• [Working data]
>>>

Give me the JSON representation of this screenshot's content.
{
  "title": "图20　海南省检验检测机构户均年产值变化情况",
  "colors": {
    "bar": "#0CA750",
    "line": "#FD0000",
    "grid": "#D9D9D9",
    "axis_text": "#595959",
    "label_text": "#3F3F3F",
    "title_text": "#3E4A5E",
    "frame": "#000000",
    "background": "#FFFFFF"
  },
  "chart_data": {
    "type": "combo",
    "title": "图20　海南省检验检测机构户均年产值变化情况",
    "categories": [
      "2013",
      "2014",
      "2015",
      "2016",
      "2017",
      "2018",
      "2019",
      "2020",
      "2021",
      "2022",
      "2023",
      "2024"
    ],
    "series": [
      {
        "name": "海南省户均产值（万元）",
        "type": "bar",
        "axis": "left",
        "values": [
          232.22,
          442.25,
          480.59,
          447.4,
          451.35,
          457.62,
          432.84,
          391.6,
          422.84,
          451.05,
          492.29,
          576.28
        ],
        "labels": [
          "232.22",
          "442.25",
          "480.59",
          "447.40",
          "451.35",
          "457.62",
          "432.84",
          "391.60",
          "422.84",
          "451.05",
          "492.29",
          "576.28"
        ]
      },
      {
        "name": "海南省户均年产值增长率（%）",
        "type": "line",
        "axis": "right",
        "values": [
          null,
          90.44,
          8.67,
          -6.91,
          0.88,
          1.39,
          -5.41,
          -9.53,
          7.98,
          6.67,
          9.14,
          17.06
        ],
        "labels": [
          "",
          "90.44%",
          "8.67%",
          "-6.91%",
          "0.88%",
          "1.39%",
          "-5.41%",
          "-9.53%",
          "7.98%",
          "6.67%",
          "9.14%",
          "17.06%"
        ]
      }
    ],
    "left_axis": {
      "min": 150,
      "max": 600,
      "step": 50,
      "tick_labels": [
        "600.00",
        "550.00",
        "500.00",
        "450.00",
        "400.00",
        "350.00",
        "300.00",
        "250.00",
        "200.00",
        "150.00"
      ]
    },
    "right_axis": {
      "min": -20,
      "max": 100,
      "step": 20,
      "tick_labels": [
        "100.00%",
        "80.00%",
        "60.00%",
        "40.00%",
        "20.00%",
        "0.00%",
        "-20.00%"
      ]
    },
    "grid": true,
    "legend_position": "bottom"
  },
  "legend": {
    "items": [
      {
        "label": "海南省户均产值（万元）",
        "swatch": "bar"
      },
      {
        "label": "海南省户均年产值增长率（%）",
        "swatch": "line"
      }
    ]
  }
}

<<<

• [Task goal] Please repeat the listing exactly, with nothing left out.

• [Exercise answer]
Give me the JSON representation of this screenshot's content.
{
  "title": "图20　海南省检验检测机构户均年产值变化情况",
  "colors": {
    "bar": "#0CA750",
    "line": "#FD0000",
    "grid": "#D9D9D9",
    "axis_text": "#595959",
    "label_text": "#3F3F3F",
    "title_text": "#3E4A5E",
    "frame": "#000000",
    "background": "#FFFFFF"
  },
  "chart_data": {
    "type": "combo",
    "title": "图20　海南省检验检测机构户均年产值变化情况",
    "categories": [
      "2013",
      "2014",
      "2015",
      "2016",
      "2017",
      "2018",
      "2019",
      "2020",
      "2021",
      "2022",
      "2023",
      "2024"
    ],
    "series": [
      {
        "name": "海南省户均产值（万元）",
        "type": "bar",
        "axis": "left",
        "values": [
          232.22,
          442.25,
          480.59,
          447.4,
          451.35,
          457.62,
          432.84,
          391.6,
          422.84,
          451.05,
          492.29,
          576.28
        ],
        "labels": [
          "232.22",
          "442.25",
          "480.59",
          "447.40",
          "451.35",
          "457.62",
          "432.84",
          "391.60",
          "422.84",
          "451.05",
          "492.29",
          "576.28"
        ]
      },
      {
        "name": "海南省户均年产值增长率（%）",
        "type": "line",
        "axis": "right",
        "values": [
          null,
          90.44,
          8.67,
          -6.91,
          0.88,
          1.39,
          -5.41,
          -9.53,
          7.98,
          6.67,
          9.14,
          17.06
        ],
        "labels": [
          "",
          "90.44%",
          "8.67%",
          "-6.91%",
          "0.88%",
          "1.39%",
          "-5.41%",
          "-9.53%",
          "7.98%",
          "6.67%",
          "9.14%",
          "17.06%"
        ]
      }
    ],
    "left_axis": {
      "min": 150,
      "max": 600,
      "step": 50,
      "tick_labels": [
        "600.00",
        "550.00",
        "500.00",
        "450.00",
        "400.00",
        "350.00",
        "300.00",
        "250.00",
        "200.00",
        "150.00"
      ]
    },
    "right_axis": {
      "min": -20,
      "max": 100,
      "step": 20,
      "tick_labels": [
        "100.00%",
        "80.00%",
        "60.00%",
        "40.00%",
        "20.00%",
        "0.00%",
        "-20.00%"
      ]
    },
    "grid": true,
    "legend_position": "bottom"
  },
  "legend": {
    "items": [
      {
        "label": "海南省户均产值（万元）",
        "swatch": "bar"
      },
      {
        "label": "海南省户均年产值增长率（%）",
        "swatch": "line"
      }
    ]
  }
}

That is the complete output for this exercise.